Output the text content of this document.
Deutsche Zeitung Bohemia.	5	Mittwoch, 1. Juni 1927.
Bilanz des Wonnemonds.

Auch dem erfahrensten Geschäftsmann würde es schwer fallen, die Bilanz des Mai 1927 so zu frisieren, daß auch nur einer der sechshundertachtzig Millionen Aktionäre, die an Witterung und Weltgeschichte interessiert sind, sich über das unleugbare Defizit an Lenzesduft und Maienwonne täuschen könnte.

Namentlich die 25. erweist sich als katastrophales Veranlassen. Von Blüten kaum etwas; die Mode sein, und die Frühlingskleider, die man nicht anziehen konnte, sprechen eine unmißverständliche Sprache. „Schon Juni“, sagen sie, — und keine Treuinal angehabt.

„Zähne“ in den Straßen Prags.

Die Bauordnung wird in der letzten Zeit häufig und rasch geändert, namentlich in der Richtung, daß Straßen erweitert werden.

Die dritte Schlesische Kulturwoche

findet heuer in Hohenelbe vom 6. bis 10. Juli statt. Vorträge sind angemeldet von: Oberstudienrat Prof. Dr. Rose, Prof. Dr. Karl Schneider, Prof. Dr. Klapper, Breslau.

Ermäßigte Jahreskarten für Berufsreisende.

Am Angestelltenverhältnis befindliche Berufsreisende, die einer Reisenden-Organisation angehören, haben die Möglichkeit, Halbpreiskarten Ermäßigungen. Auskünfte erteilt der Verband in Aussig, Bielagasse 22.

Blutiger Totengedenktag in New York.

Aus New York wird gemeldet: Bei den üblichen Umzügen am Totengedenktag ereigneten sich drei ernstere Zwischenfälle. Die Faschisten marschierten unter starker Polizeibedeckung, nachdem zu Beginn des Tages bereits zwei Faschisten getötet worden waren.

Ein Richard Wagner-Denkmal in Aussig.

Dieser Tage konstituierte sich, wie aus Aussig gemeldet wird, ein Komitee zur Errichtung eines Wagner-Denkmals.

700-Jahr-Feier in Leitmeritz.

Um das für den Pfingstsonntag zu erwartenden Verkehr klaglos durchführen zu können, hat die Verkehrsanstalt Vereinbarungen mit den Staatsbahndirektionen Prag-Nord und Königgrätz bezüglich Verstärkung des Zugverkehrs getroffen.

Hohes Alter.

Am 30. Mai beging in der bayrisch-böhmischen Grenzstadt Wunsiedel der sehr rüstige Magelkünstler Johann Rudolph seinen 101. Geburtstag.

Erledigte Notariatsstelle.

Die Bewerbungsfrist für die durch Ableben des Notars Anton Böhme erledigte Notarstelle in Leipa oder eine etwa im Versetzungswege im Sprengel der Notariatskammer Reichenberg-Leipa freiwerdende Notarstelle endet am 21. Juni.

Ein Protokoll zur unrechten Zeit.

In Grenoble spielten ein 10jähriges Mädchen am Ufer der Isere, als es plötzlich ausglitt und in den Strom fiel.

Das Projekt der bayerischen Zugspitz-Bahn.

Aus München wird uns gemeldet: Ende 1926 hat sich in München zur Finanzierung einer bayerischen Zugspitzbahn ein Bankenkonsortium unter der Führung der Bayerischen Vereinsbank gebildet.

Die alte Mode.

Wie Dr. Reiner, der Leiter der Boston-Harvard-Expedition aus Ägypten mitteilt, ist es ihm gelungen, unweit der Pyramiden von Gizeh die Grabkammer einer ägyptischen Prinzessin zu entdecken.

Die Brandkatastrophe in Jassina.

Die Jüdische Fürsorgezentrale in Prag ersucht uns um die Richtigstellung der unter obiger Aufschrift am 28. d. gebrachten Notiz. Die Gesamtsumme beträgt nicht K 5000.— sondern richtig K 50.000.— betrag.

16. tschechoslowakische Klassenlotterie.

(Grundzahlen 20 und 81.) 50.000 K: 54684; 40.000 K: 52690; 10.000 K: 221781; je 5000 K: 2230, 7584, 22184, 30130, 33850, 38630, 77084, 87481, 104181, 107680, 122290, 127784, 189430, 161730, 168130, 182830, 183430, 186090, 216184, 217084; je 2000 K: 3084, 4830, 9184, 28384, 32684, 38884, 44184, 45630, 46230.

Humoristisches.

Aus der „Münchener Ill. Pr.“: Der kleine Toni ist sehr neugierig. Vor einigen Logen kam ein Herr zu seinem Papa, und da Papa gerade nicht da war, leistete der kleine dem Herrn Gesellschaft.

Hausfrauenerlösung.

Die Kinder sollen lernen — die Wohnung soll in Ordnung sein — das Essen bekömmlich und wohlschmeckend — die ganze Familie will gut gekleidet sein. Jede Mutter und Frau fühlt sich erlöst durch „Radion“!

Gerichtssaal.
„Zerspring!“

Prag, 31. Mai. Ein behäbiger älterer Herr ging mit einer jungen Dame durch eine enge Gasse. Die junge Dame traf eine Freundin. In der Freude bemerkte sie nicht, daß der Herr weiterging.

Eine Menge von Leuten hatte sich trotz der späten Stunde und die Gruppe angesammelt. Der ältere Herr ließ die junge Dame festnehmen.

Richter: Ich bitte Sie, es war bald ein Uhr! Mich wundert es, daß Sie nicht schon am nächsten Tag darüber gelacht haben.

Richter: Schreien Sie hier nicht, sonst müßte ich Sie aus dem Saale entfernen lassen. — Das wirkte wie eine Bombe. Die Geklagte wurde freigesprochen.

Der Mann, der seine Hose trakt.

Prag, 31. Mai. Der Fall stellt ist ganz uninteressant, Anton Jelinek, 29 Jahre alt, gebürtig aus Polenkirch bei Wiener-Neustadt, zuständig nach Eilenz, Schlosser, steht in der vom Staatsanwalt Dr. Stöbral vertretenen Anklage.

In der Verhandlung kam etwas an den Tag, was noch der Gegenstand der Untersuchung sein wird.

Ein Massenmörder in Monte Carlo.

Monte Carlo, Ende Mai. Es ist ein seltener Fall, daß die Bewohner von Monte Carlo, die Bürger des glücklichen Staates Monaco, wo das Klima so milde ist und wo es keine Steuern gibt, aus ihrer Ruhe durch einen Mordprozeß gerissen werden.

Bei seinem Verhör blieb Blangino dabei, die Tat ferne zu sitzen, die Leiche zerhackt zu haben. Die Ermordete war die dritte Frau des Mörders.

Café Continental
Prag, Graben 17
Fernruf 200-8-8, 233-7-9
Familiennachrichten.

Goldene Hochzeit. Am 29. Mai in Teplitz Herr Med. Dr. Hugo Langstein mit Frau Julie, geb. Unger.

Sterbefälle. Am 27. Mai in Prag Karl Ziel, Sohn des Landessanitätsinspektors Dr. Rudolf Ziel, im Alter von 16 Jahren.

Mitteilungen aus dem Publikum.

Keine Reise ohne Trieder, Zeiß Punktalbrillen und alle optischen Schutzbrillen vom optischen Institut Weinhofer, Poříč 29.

- - - - - - -

→ **YOUR GOAL**:
Would you copy out each line exactly as written?

→ **THE RESPONSE**:
Output the text content of this document.
Deutsche Zeitung Bohemia.	5	Mittwoch, 1. Juni 1927.
Bilanz des Wonnemonds.

Auch dem erfahrensten Geschäftsmann würde es schwer fallen, die Bilanz des Mai 1927 so zu frisieren, daß auch nur einer der sechshundertachtzig Millionen Aktionäre, die an Witterung und Weltgeschichte interessiert sind, sich über das unleugbare Defizit an Lenzesduft und Maienwonne täuschen könnte.

Namentlich die 25. erweist sich als katastrophales Veranlassen. Von Blüten kaum etwas; die Mode sein, und die Frühlingskleider, die man nicht anziehen konnte, sprechen eine unmißverständliche Sprache. „Schon Juni“, sagen sie, — und keine Treuinal angehabt.

„Zähne“ in den Straßen Prags.

Die Bauordnung wird in der letzten Zeit häufig und rasch geändert, namentlich in der Richtung, daß Straßen erweitert werden.

Die dritte Schlesische Kulturwoche

findet heuer in Hohenelbe vom 6. bis 10. Juli statt. Vorträge sind angemeldet von: Oberstudienrat Prof. Dr. Rose, Prof. Dr. Karl Schneider, Prof. Dr. Klapper, Breslau.

Ermäßigte Jahreskarten für Berufsreisende.

Am Angestelltenverhältnis befindliche Berufsreisende, die einer Reisenden-Organisation angehören, haben die Möglichkeit, Halbpreiskarten Ermäßigungen. Auskünfte erteilt der Verband in Aussig, Bielagasse 22.

Blutiger Totengedenktag in New York.

Aus New York wird gemeldet: Bei den üblichen Umzügen am Totengedenktag ereigneten sich drei ernstere Zwischenfälle. Die Faschisten marschierten unter starker Polizeibedeckung, nachdem zu Beginn des Tages bereits zwei Faschisten getötet worden waren.

Ein Richard Wagner-Denkmal in Aussig.

Dieser Tage konstituierte sich, wie aus Aussig gemeldet wird, ein Komitee zur Errichtung eines Wagner-Denkmals.

700-Jahr-Feier in Leitmeritz.

Um das für den Pfingstsonntag zu erwartenden Verkehr klaglos durchführen zu können, hat die Verkehrsanstalt Vereinbarungen mit den Staatsbahndirektionen Prag-Nord und Königgrätz bezüglich Verstärkung des Zugverkehrs getroffen.

Hohes Alter.

Am 30. Mai beging in der bayrisch-böhmischen Grenzstadt Wunsiedel der sehr rüstige Magelkünstler Johann Rudolph seinen 101. Geburtstag.

Erledigte Notariatsstelle.

Die Bewerbungsfrist für die durch Ableben des Notars Anton Böhme erledigte Notarstelle in Leipa oder eine etwa im Versetzungswege im Sprengel der Notariatskammer Reichenberg-Leipa freiwerdende Notarstelle endet am 21. Juni.

Ein Protokoll zur unrechten Zeit.

In Grenoble spielten ein 10jähriges Mädchen am Ufer der Isere, als es plötzlich ausglitt und in den Strom fiel.

Das Projekt der bayerischen Zugspitz-Bahn.

Aus München wird uns gemeldet: Ende 1926 hat sich in München zur Finanzierung einer bayerischen Zugspitzbahn ein Bankenkonsortium unter der Führung der Bayerischen Vereinsbank gebildet.

Die alte Mode.

Wie Dr. Reiner, der Leiter der Boston-Harvard-Expedition aus Ägypten mitteilt, ist es ihm gelungen, unweit der Pyramiden von Gizeh die Grabkammer einer ägyptischen Prinzessin zu entdecken.

Die Brandkatastrophe in Jassina.

Die Jüdische Fürsorgezentrale in Prag ersucht uns um die Richtigstellung der unter obiger Aufschrift am 28. d. gebrachten Notiz. Die Gesamtsumme beträgt nicht K 5000.— sondern richtig K 50.000.— betrag.

16. tschechoslowakische Klassenlotterie.

(Grundzahlen 20 und 81.) 50.000 K: 54684; 40.000 K: 52690; 10.000 K: 221781; je 5000 K: 2230, 7584, 22184, 30130, 33850, 38630, 77084, 87481, 104181, 107680, 122290, 127784, 189430, 161730, 168130, 182830, 183430, 186090, 216184, 217084; je 2000 K: 3084, 4830, 9184, 28384, 32684, 38884, 44184, 45630, 46230.

Humoristisches.

Aus der „Münchener Ill. Pr.“: Der kleine Toni ist sehr neugierig. Vor einigen Logen kam ein Herr zu seinem Papa, und da Papa gerade nicht da war, leistete der kleine dem Herrn Gesellschaft.

Hausfrauenerlösung.

Die Kinder sollen lernen — die Wohnung soll in Ordnung sein — das Essen bekömmlich und wohlschmeckend — die ganze Familie will gut gekleidet sein. Jede Mutter und Frau fühlt sich erlöst durch „Radion“!

Gerichtssaal.
„Zerspring!“

Prag, 31. Mai. Ein behäbiger älterer Herr ging mit einer jungen Dame durch eine enge Gasse. Die junge Dame traf eine Freundin. In der Freude bemerkte sie nicht, daß der Herr weiterging.

Eine Menge von Leuten hatte sich trotz der späten Stunde und die Gruppe angesammelt. Der ältere Herr ließ die junge Dame festnehmen.

Richter: Ich bitte Sie, es war bald ein Uhr! Mich wundert es, daß Sie nicht schon am nächsten Tag darüber gelacht haben.

Richter: Schreien Sie hier nicht, sonst müßte ich Sie aus dem Saale entfernen lassen. — Das wirkte wie eine Bombe. Die Geklagte wurde freigesprochen.

Der Mann, der seine Hose trakt.

Prag, 31. Mai. Der Fall stellt ist ganz uninteressant, Anton Jelinek, 29 Jahre alt, gebürtig aus Polenkirch bei Wiener-Neustadt, zuständig nach Eilenz, Schlosser, steht in der vom Staatsanwalt Dr. Stöbral vertretenen Anklage.

In der Verhandlung kam etwas an den Tag, was noch der Gegenstand der Untersuchung sein wird.

Ein Massenmörder in Monte Carlo.

Monte Carlo, Ende Mai. Es ist ein seltener Fall, daß die Bewohner von Monte Carlo, die Bürger des glücklichen Staates Monaco, wo das Klima so milde ist und wo es keine Steuern gibt, aus ihrer Ruhe durch einen Mordprozeß gerissen werden.

Bei seinem Verhör blieb Blangino dabei, die Tat ferne zu sitzen, die Leiche zerhackt zu haben. Die Ermordete war die dritte Frau des Mörders.

Café Continental
Prag, Graben 17
Fernruf 200-8-8, 233-7-9
Familiennachrichten.

Goldene Hochzeit. Am 29. Mai in Teplitz Herr Med. Dr. Hugo Langstein mit Frau Julie, geb. Unger.

Sterbefälle. Am 27. Mai in Prag Karl Ziel, Sohn des Landessanitätsinspektors Dr. Rudolf Ziel, im Alter von 16 Jahren.

Mitteilungen aus dem Publikum.

Keine Reise ohne Trieder, Zeiß Punktalbrillen und alle optischen Schutzbrillen vom optischen Institut Weinhofer, Poříč 29.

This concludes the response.